:: Problem requirements ::
Write out the data again exactly, skipping every picture.

:: Input data ::
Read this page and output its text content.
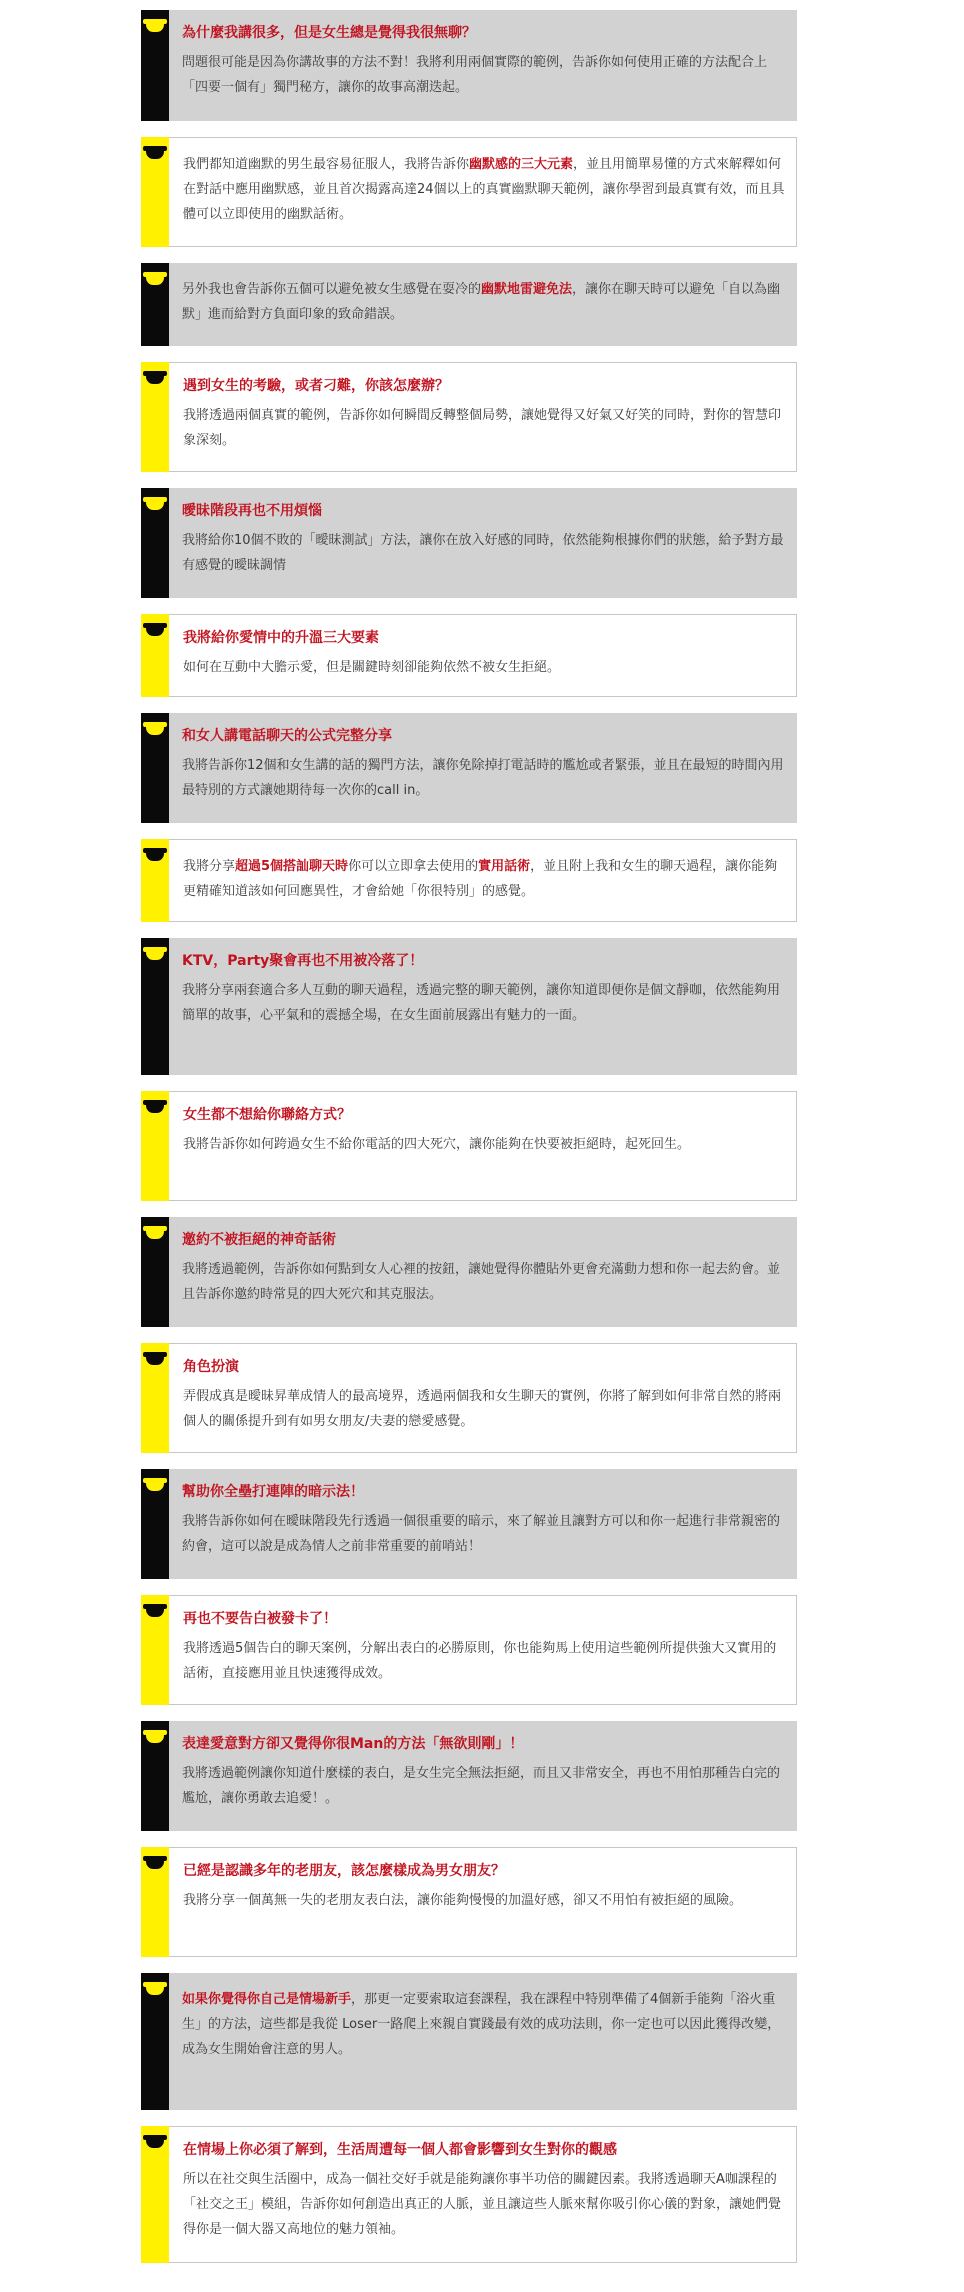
為什麼我講很多，但是女生總是覺得我很無聊？
問題很可能是因為你講故事的方法不對！我將利用兩個實際的範例，告訴你如何使用正確的方法配合上「四要一個有」獨門秘方，讓你的故事高潮迭起。
我們都知道幽默的男生最容易征服人，我將告訴你幽默感的三大元素，並且用簡單易懂的方式來解釋如何在對話中應用幽默感，並且首次揭露高達24個以上的真實幽默聊天範例，讓你學習到最真實有效，而且具體可以立即使用的幽默話術。
另外我也會告訴你五個可以避免被女生感覺在耍冷的幽默地雷避免法，讓你在聊天時可以避免「自以為幽默」進而給對方負面印象的致命錯誤。
遇到女生的考驗，或者刁難，你該怎麼辦？
我將透過兩個真實的範例，告訴你如何瞬間反轉整個局勢，讓她覺得又好氣又好笑的同時，對你的智慧印象深刻。
曖昧階段再也不用煩惱
我將給你10個不敗的「曖昧測試」方法，讓你在放入好感的同時，依然能夠根據你們的狀態，給予對方最有感覺的曖昧調情
我將給你愛情中的升溫三大要素
如何在互動中大膽示愛，但是關鍵時刻卻能夠依然不被女生拒絕。
和女人講電話聊天的公式完整分享
我將告訴你12個和女生講的話的獨門方法，讓你免除掉打電話時的尷尬或者緊張，並且在最短的時間內用最特別的方式讓她期待每一次你的call in。
我將分享超過5個搭訕聊天時你可以立即拿去使用的實用話術，並且附上我和女生的聊天過程，讓你能夠更精確知道該如何回應異性，才會給她「你很特別」的感覺。
KTV，Party聚會再也不用被冷落了！
我將分享兩套適合多人互動的聊天過程，透過完整的聊天範例，讓你知道即便你是個文靜咖，依然能夠用簡單的故事，心平氣和的震撼全場，在女生面前展露出有魅力的一面。
女生都不想給你聯絡方式？
我將告訴你如何跨過女生不給你電話的四大死穴，讓你能夠在快要被拒絕時，起死回生。
邀約不被拒絕的神奇話術
我將透過範例，告訴你如何點到女人心裡的按鈕，讓她覺得你體貼外更會充滿動力想和你一起去約會。並且告訴你邀約時常見的四大死穴和其克服法。
角色扮演
弄假成真是曖昧昇華成情人的最高境界，透過兩個我和女生聊天的實例，你將了解到如何非常自然的將兩個人的關係提升到有如男女朋友/夫妻的戀愛感覺。
幫助你全壘打連陣的暗示法！
我將告訴你如何在曖昧階段先行透過一個很重要的暗示，來了解並且讓對方可以和你一起進行非常親密的約會，這可以說是成為情人之前非常重要的前哨站！
再也不要告白被發卡了！
我將透過5個告白的聊天案例，分解出表白的必勝原則，你也能夠馬上使用這些範例所提供強大又實用的話術，直接應用並且快速獲得成效。
表達愛意對方卻又覺得你很Man的方法「無欲則剛」！
我將透過範例讓你知道什麼樣的表白，是女生完全無法拒絕，而且又非常安全，再也不用怕那種告白完的尷尬，讓你勇敢去追愛！。
已經是認識多年的老朋友，該怎麼樣成為男女朋友？
我將分享一個萬無一失的老朋友表白法，讓你能夠慢慢的加溫好感，卻又不用怕有被拒絕的風險。
如果你覺得你自己是情場新手，那更一定要索取這套課程，我在課程中特別準備了4個新手能夠「浴火重生」的方法，這些都是我從 Loser一路爬上來親自實踐最有效的成功法則，你一定也可以因此獲得改變，成為女生開始會注意的男人。
在情場上你必須了解到，生活周遭每一個人都會影響到女生對你的觀感
所以在社交與生活圈中，成為一個社交好手就是能夠讓你事半功倍的關鍵因素。我將透過聊天A咖課程的「社交之王」模組，告訴你如何創造出真正的人脈，並且讓這些人脈來幫你吸引你心儀的對象，讓她們覺得你是一個大器又高地位的魅力領袖。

:: Problem solution ::
Read this page and output its text content.
為什麼我講很多，但是女生總是覺得我很無聊？
問題很可能是因為你講故事的方法不對！我將利用兩個實際的範例，告訴你如何使用正確的方法配合上「四要一個有」獨門秘方，讓你的故事高潮迭起。
我們都知道幽默的男生最容易征服人，我將告訴你幽默感的三大元素，並且用簡單易懂的方式來解釋如何在對話中應用幽默感，並且首次揭露高達24個以上的真實幽默聊天範例，讓你學習到最真實有效，而且具體可以立即使用的幽默話術。
另外我也會告訴你五個可以避免被女生感覺在耍冷的幽默地雷避免法，讓你在聊天時可以避免「自以為幽默」進而給對方負面印象的致命錯誤。
遇到女生的考驗，或者刁難，你該怎麼辦？
我將透過兩個真實的範例，告訴你如何瞬間反轉整個局勢，讓她覺得又好氣又好笑的同時，對你的智慧印象深刻。
曖昧階段再也不用煩惱
我將給你10個不敗的「曖昧測試」方法，讓你在放入好感的同時，依然能夠根據你們的狀態，給予對方最有感覺的曖昧調情
我將給你愛情中的升溫三大要素
如何在互動中大膽示愛，但是關鍵時刻卻能夠依然不被女生拒絕。
和女人講電話聊天的公式完整分享
我將告訴你12個和女生講的話的獨門方法，讓你免除掉打電話時的尷尬或者緊張，並且在最短的時間內用最特別的方式讓她期待每一次你的call in。
我將分享超過5個搭訕聊天時你可以立即拿去使用的實用話術，並且附上我和女生的聊天過程，讓你能夠更精確知道該如何回應異性，才會給她「你很特別」的感覺。
KTV，Party聚會再也不用被冷落了！
我將分享兩套適合多人互動的聊天過程，透過完整的聊天範例，讓你知道即便你是個文靜咖，依然能夠用簡單的故事，心平氣和的震撼全場，在女生面前展露出有魅力的一面。
女生都不想給你聯絡方式？
我將告訴你如何跨過女生不給你電話的四大死穴，讓你能夠在快要被拒絕時，起死回生。
邀約不被拒絕的神奇話術
我將透過範例，告訴你如何點到女人心裡的按鈕，讓她覺得你體貼外更會充滿動力想和你一起去約會。並且告訴你邀約時常見的四大死穴和其克服法。
角色扮演
弄假成真是曖昧昇華成情人的最高境界，透過兩個我和女生聊天的實例，你將了解到如何非常自然的將兩個人的關係提升到有如男女朋友/夫妻的戀愛感覺。
幫助你全壘打連陣的暗示法！
我將告訴你如何在曖昧階段先行透過一個很重要的暗示，來了解並且讓對方可以和你一起進行非常親密的約會，這可以說是成為情人之前非常重要的前哨站！
再也不要告白被發卡了！
我將透過5個告白的聊天案例，分解出表白的必勝原則，你也能夠馬上使用這些範例所提供強大又實用的話術，直接應用並且快速獲得成效。
表達愛意對方卻又覺得你很Man的方法「無欲則剛」！
我將透過範例讓你知道什麼樣的表白，是女生完全無法拒絕，而且又非常安全，再也不用怕那種告白完的尷尬，讓你勇敢去追愛！。
已經是認識多年的老朋友，該怎麼樣成為男女朋友？
我將分享一個萬無一失的老朋友表白法，讓你能夠慢慢的加溫好感，卻又不用怕有被拒絕的風險。
如果你覺得你自己是情場新手，那更一定要索取這套課程，我在課程中特別準備了4個新手能夠「浴火重生」的方法，這些都是我從 Loser一路爬上來親自實踐最有效的成功法則，你一定也可以因此獲得改變，成為女生開始會注意的男人。
在情場上你必須了解到，生活周遭每一個人都會影響到女生對你的觀感
所以在社交與生活圈中，成為一個社交好手就是能夠讓你事半功倍的關鍵因素。我將透過聊天A咖課程的「社交之王」模組，告訴你如何創造出真正的人脈，並且讓這些人脈來幫你吸引你心儀的對象，讓她們覺得你是一個大器又高地位的魅力領袖。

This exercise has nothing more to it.